WHAT YOU ARE ASKED TO DO — Return all lines that include the string "CEST".

Dataset listings of figures —
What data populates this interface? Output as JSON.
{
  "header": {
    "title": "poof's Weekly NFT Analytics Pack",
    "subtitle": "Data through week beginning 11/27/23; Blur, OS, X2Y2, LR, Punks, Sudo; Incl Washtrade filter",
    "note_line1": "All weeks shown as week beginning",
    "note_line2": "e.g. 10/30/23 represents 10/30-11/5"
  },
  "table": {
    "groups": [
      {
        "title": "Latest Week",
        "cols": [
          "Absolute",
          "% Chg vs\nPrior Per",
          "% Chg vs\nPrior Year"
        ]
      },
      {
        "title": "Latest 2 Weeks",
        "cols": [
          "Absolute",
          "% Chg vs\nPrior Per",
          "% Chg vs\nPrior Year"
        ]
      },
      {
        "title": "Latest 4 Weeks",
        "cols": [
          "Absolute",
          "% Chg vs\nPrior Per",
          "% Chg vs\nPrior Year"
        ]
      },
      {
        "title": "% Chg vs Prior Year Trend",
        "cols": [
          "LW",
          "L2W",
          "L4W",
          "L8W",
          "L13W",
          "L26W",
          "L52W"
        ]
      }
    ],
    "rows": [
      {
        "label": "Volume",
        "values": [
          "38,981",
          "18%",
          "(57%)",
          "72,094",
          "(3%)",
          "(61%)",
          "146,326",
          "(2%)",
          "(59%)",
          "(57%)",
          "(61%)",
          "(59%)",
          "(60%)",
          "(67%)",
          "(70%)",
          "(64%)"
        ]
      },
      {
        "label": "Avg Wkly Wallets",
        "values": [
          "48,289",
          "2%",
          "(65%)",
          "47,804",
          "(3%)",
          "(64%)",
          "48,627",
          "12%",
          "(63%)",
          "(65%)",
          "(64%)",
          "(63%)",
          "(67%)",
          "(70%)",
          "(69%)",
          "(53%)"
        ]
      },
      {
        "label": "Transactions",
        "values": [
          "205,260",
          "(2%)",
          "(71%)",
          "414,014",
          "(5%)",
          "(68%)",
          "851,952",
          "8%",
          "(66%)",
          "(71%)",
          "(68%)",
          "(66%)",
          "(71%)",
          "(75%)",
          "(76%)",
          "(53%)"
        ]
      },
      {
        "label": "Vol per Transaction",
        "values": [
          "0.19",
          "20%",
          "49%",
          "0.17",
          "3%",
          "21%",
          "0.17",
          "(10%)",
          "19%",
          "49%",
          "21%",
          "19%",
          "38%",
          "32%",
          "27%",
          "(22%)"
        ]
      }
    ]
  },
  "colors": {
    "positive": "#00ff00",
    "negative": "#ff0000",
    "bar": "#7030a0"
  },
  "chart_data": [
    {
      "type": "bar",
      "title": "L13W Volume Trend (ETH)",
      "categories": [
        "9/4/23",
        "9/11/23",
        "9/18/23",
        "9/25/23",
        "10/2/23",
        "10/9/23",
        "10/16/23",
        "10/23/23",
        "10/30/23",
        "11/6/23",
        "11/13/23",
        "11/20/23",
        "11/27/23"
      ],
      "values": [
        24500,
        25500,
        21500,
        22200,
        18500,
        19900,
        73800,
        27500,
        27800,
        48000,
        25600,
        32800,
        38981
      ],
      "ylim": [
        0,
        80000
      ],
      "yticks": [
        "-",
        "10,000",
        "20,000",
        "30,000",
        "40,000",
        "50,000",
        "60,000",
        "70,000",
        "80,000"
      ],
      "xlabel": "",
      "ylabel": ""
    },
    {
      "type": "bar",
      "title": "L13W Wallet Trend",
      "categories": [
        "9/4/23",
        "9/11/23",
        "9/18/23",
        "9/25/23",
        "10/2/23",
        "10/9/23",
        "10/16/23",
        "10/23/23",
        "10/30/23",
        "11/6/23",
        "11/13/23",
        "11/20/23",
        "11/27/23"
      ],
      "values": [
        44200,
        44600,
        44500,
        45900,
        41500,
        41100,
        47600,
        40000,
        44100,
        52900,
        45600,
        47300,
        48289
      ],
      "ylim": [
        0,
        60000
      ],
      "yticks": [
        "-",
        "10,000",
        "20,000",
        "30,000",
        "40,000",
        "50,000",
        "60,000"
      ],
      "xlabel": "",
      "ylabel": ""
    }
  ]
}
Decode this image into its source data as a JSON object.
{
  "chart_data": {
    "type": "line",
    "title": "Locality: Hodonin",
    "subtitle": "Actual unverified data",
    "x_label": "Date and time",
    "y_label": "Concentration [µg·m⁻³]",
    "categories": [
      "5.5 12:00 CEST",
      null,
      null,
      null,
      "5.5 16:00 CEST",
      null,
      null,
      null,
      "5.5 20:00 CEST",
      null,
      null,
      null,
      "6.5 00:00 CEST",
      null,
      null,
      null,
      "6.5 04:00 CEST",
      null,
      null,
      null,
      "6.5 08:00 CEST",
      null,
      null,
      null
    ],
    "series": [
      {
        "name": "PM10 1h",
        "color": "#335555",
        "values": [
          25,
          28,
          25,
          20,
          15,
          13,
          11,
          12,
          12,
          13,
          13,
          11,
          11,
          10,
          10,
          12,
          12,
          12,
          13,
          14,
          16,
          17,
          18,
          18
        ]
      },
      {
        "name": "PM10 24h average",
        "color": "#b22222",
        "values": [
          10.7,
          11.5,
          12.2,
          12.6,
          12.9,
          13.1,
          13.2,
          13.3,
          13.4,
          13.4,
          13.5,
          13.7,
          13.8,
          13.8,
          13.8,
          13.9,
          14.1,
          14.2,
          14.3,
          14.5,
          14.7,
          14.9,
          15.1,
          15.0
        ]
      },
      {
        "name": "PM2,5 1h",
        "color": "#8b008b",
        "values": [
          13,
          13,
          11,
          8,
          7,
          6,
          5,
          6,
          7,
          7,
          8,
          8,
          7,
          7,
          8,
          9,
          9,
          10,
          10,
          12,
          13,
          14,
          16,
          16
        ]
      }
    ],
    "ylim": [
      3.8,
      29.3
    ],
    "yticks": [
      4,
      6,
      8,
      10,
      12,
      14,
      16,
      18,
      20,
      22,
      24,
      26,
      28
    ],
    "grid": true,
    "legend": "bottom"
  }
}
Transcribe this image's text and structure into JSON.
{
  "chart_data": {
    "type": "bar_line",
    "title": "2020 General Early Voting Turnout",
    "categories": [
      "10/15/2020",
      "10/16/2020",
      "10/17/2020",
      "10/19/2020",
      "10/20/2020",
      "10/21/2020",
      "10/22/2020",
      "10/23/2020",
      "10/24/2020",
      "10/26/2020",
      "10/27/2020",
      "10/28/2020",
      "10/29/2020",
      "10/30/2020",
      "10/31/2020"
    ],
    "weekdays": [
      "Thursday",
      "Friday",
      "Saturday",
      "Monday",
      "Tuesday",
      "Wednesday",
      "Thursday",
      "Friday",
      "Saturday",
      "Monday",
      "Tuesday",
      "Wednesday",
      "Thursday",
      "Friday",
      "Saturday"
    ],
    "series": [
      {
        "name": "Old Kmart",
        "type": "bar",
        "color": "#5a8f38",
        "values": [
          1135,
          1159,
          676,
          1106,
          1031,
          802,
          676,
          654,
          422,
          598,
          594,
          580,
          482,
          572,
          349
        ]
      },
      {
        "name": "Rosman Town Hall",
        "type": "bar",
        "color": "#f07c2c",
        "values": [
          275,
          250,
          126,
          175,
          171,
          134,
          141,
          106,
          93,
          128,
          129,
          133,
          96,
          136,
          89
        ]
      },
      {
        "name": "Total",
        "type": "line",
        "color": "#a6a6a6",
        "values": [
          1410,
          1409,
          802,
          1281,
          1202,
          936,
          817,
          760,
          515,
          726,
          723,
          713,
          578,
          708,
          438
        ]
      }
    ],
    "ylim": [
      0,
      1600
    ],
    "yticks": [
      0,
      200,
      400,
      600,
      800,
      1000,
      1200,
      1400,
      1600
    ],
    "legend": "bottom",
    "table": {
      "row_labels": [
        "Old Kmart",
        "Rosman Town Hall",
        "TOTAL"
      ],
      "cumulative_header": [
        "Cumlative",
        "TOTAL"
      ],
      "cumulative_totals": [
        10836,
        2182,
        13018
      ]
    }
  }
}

REPLY TO THE TASK —
      "5.5 12:00 CEST",
      "5.5 16:00 CEST",
      "5.5 20:00 CEST",
      "6.5 00:00 CEST",
      "6.5 04:00 CEST",
      "6.5 08:00 CEST",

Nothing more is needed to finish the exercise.